Data in this exercise:
=== Begin Enclosure ===
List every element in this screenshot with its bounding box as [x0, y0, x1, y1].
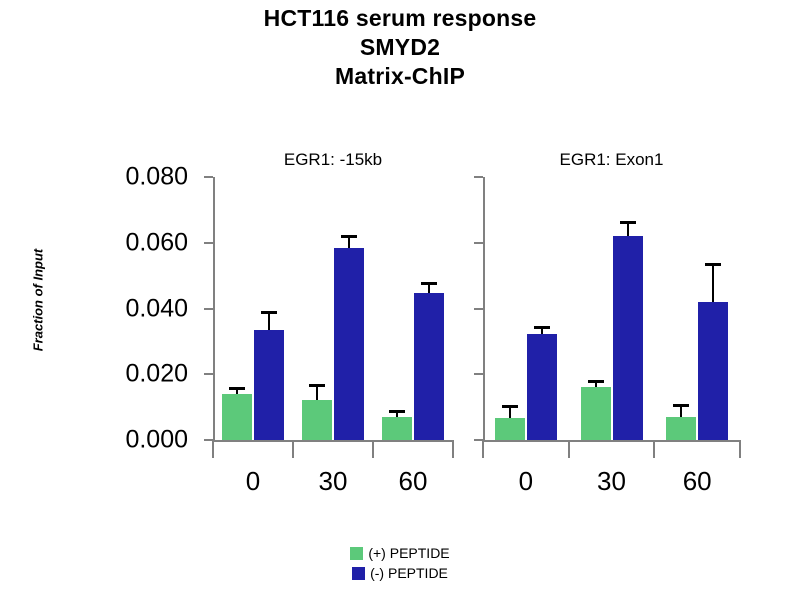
bar[interactable] [666, 417, 696, 440]
error-bar-cap [502, 405, 518, 408]
title-line-3: Matrix-ChIP [0, 62, 800, 91]
panel-title: EGR1: -15kb [213, 150, 453, 170]
error-bar-cap [673, 404, 689, 407]
error-bar [595, 383, 597, 387]
legend-item-negative-peptide: (-) PEPTIDE [352, 563, 448, 583]
plot-panel-egr1-15kb: EGR1: -15kb [213, 177, 453, 440]
bar-slot [254, 177, 284, 440]
error-bar [396, 413, 398, 417]
bar-slot [495, 177, 525, 440]
x-axis-tick-mark [482, 440, 484, 458]
bar-slot [613, 177, 643, 440]
y-axis-tick-mark [474, 242, 483, 244]
y-axis-label: Fraction of Input [31, 200, 46, 400]
bar-groups [483, 177, 740, 440]
error-bar [316, 387, 318, 399]
y-axis-tick-mark [474, 308, 483, 310]
error-bar-cap [705, 263, 721, 266]
x-axis-tick-label: 60 [654, 466, 740, 500]
bar-slot [302, 177, 332, 440]
y-axis-tick-label: 0.060 [125, 230, 188, 255]
error-bar-cap [389, 410, 405, 413]
bar[interactable] [222, 394, 252, 440]
error-bar-cap [620, 221, 636, 224]
error-bar [348, 238, 350, 247]
plot-panel-egr1-exon1: EGR1: Exon1 [483, 177, 740, 440]
bar[interactable] [414, 293, 444, 440]
x-axis-tick-mark [292, 440, 294, 458]
x-axis-tick-labels-left: 03060 [213, 466, 453, 500]
bar-slot [698, 177, 728, 440]
y-axis-tick-mark [204, 373, 213, 375]
error-bar [712, 266, 714, 302]
x-axis-tick-label: 30 [569, 466, 655, 500]
x-axis-tick-label: 60 [373, 466, 453, 500]
bar-groups [213, 177, 453, 440]
y-axis-tick-labels: 0.0000.0200.0400.0600.080 [88, 177, 188, 440]
legend-item-positive-peptide: (+) PEPTIDE [350, 543, 449, 563]
error-bar-cap [534, 326, 550, 329]
chart-legend: (+) PEPTIDE (-) PEPTIDE [0, 543, 800, 583]
error-bar [541, 329, 543, 334]
error-bar [428, 285, 430, 293]
bar-group [293, 177, 373, 440]
y-axis-tick-label: 0.000 [125, 428, 188, 453]
chart-title: HCT116 serum response SMYD2 Matrix-ChIP [0, 4, 800, 91]
bar-slot [414, 177, 444, 440]
x-axis-tick-label: 0 [483, 466, 569, 500]
y-axis-tick-label: 0.040 [125, 296, 188, 321]
legend-swatch-icon [352, 567, 365, 580]
bar-slot [382, 177, 412, 440]
x-axis-line [213, 440, 453, 442]
error-bar-cap [309, 384, 325, 387]
x-axis-tick-label: 30 [293, 466, 373, 500]
error-bar [268, 314, 270, 330]
bar-slot [527, 177, 557, 440]
y-axis-tick-mark [474, 176, 483, 178]
y-axis-tick-mark [204, 242, 213, 244]
chart-figure: HCT116 serum response SMYD2 Matrix-ChIP … [0, 0, 800, 600]
bar-group [483, 177, 569, 440]
error-bar-cap [261, 311, 277, 314]
x-axis-tick-mark [212, 440, 214, 458]
x-axis-tick-labels-right: 03060 [483, 466, 740, 500]
legend-label: (-) PEPTIDE [370, 565, 448, 581]
bar[interactable] [302, 400, 332, 440]
bar[interactable] [581, 387, 611, 440]
panel-title: EGR1: Exon1 [483, 150, 740, 170]
bar[interactable] [382, 417, 412, 440]
x-axis-tick-mark [653, 440, 655, 458]
legend-swatch-icon [350, 547, 363, 560]
error-bar [680, 407, 682, 417]
bar-slot [581, 177, 611, 440]
bar[interactable] [698, 302, 728, 440]
x-axis-tick-mark [739, 440, 741, 458]
error-bar [236, 390, 238, 394]
x-axis-tick-mark [568, 440, 570, 458]
title-line-2: SMYD2 [0, 33, 800, 62]
title-line-1: HCT116 serum response [0, 4, 800, 33]
legend-label: (+) PEPTIDE [368, 545, 449, 561]
bar[interactable] [613, 236, 643, 440]
y-axis-tick-mark [204, 176, 213, 178]
x-axis-tick-mark [452, 440, 454, 458]
error-bar [509, 408, 511, 418]
y-axis-tick-label: 0.080 [125, 165, 188, 190]
x-axis-tick-mark [372, 440, 374, 458]
y-axis-tick-label: 0.020 [125, 362, 188, 387]
x-axis-line [483, 440, 740, 442]
y-axis-tick-mark [474, 373, 483, 375]
y-axis-tick-mark [204, 308, 213, 310]
error-bar-cap [341, 235, 357, 238]
error-bar-cap [421, 282, 437, 285]
bar-group [654, 177, 740, 440]
bar-slot [334, 177, 364, 440]
bar-group [213, 177, 293, 440]
bar[interactable] [527, 334, 557, 440]
error-bar [627, 224, 629, 236]
bar[interactable] [334, 248, 364, 440]
x-axis-tick-label: 0 [213, 466, 293, 500]
bar[interactable] [495, 418, 525, 440]
error-bar-cap [229, 387, 245, 390]
bar[interactable] [254, 330, 284, 440]
bar-group [373, 177, 453, 440]
bar-slot [222, 177, 252, 440]
error-bar-cap [588, 380, 604, 383]
bar-slot [666, 177, 696, 440]
bar-group [569, 177, 655, 440]
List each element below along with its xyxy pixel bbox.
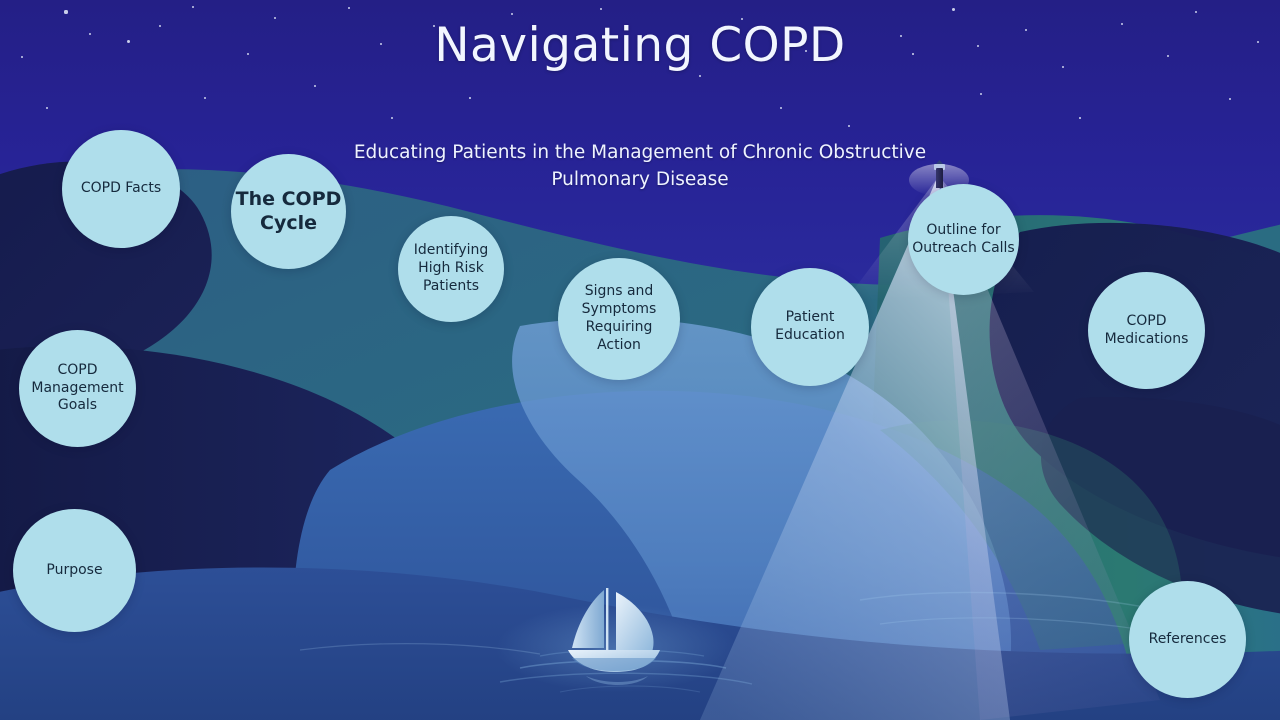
slide-subtitle: Educating Patients in the Management of … bbox=[330, 140, 950, 194]
topic-bubble-label: COPD Facts bbox=[81, 180, 161, 198]
topic-bubble-label: COPD Management Goals bbox=[23, 362, 132, 416]
topic-bubble-label: Signs and Symptoms Requiring Action bbox=[562, 283, 676, 355]
topic-bubble-references[interactable]: References bbox=[1129, 581, 1246, 698]
topic-bubble-label: The COPD Cycle bbox=[235, 188, 342, 234]
topic-bubble-label: Purpose bbox=[46, 562, 102, 580]
topic-bubble-patient-education[interactable]: Patient Education bbox=[751, 268, 869, 386]
topic-bubble-purpose[interactable]: Purpose bbox=[13, 509, 136, 632]
topic-bubble-signs-and-symptoms-requiring-action[interactable]: Signs and Symptoms Requiring Action bbox=[558, 258, 680, 380]
topic-bubble-label: Outline for Outreach Calls bbox=[912, 222, 1015, 258]
topic-bubble-copd-management-goals[interactable]: COPD Management Goals bbox=[19, 330, 136, 447]
topic-bubble-copd-facts[interactable]: COPD Facts bbox=[62, 130, 180, 248]
topic-bubble-outline-for-outreach-calls[interactable]: Outline for Outreach Calls bbox=[908, 184, 1019, 295]
topic-bubble-label: COPD Medications bbox=[1092, 313, 1201, 349]
presentation-slide: Navigating COPD Educating Patients in th… bbox=[0, 0, 1280, 720]
page-title: Navigating COPD bbox=[0, 18, 1280, 73]
topic-bubble-label: Identifying High Risk Patients bbox=[402, 242, 500, 296]
topic-bubble-label: Patient Education bbox=[755, 309, 865, 345]
topic-bubble-identifying-high-risk-patients[interactable]: Identifying High Risk Patients bbox=[398, 216, 504, 322]
topic-bubble-label: References bbox=[1149, 631, 1227, 649]
topic-bubble-the-copd-cycle[interactable]: The COPD Cycle bbox=[231, 154, 346, 269]
topic-bubble-copd-medications[interactable]: COPD Medications bbox=[1088, 272, 1205, 389]
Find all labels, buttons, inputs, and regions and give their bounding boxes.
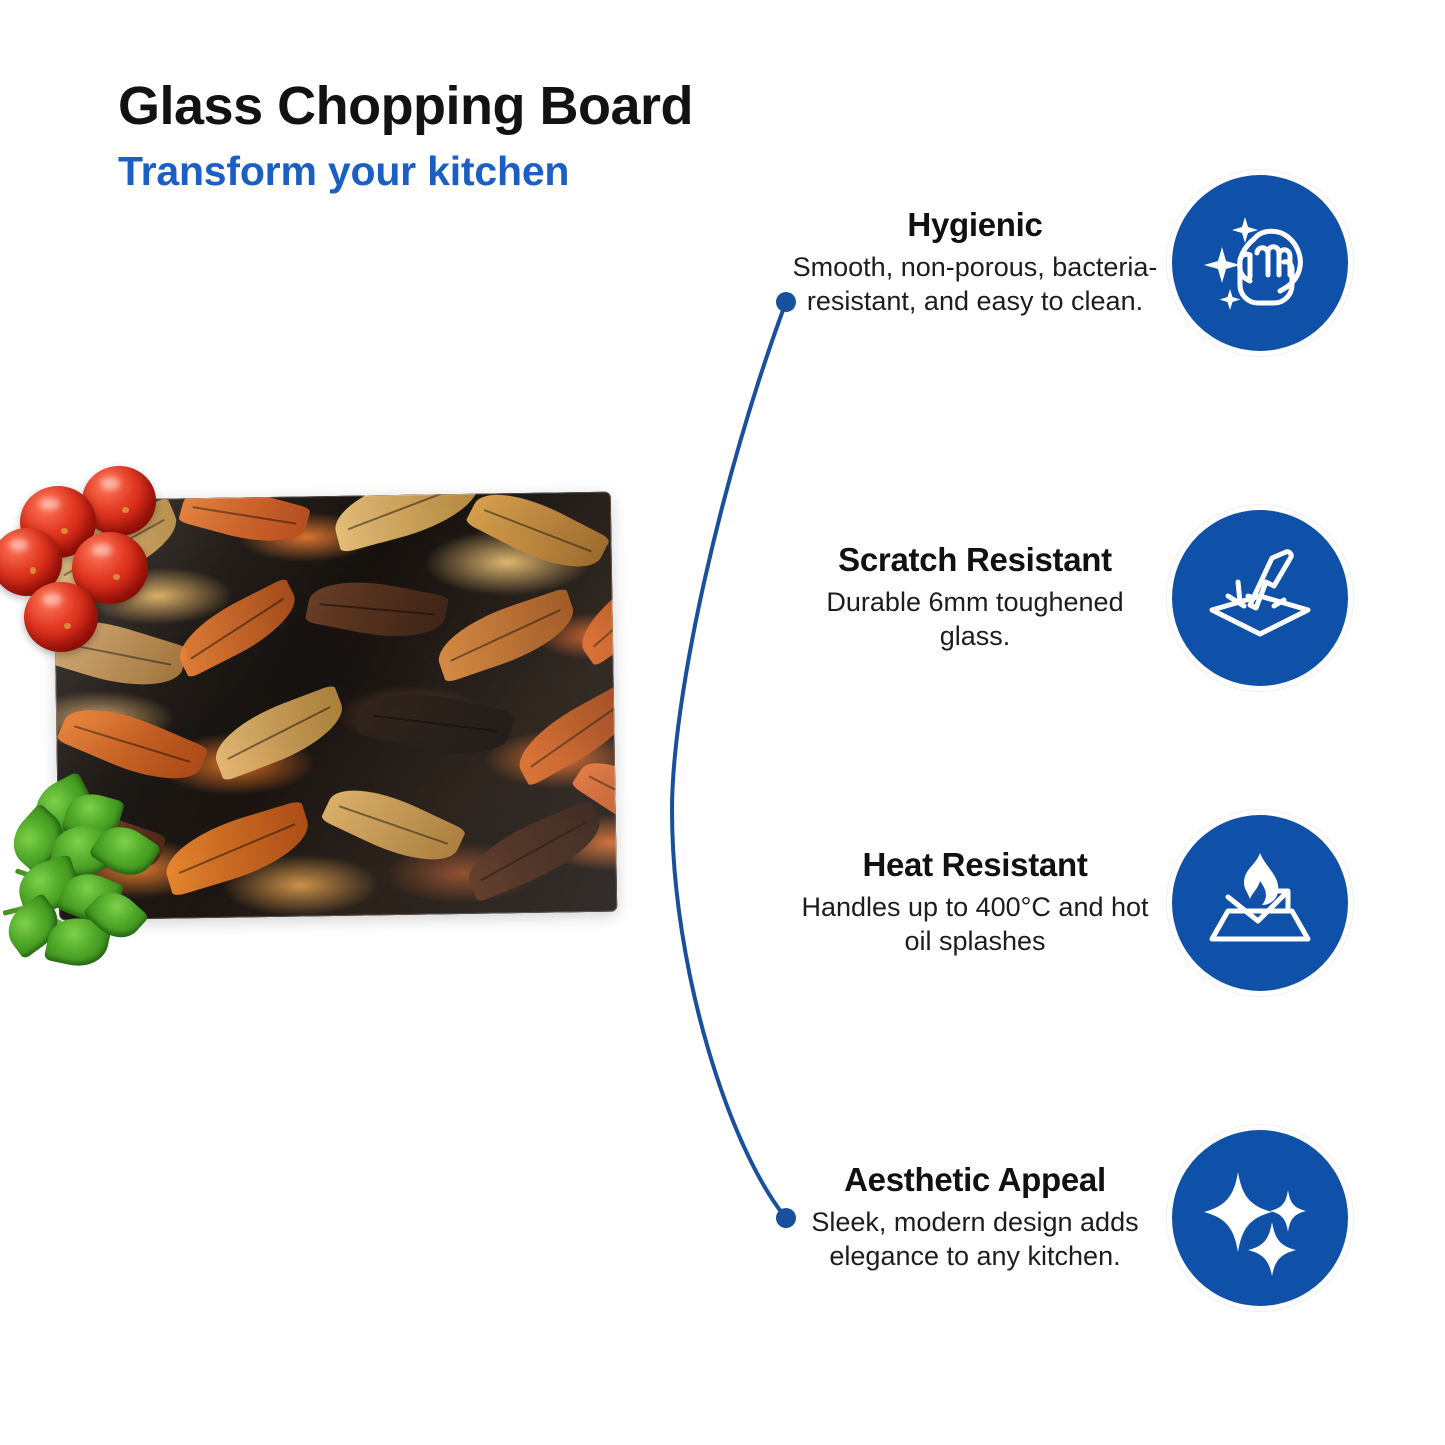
=== End Enclosure ===
Required work:
Going through the entries above, count the lines that include "Purpose" and state only the result.

Exercise answer:
2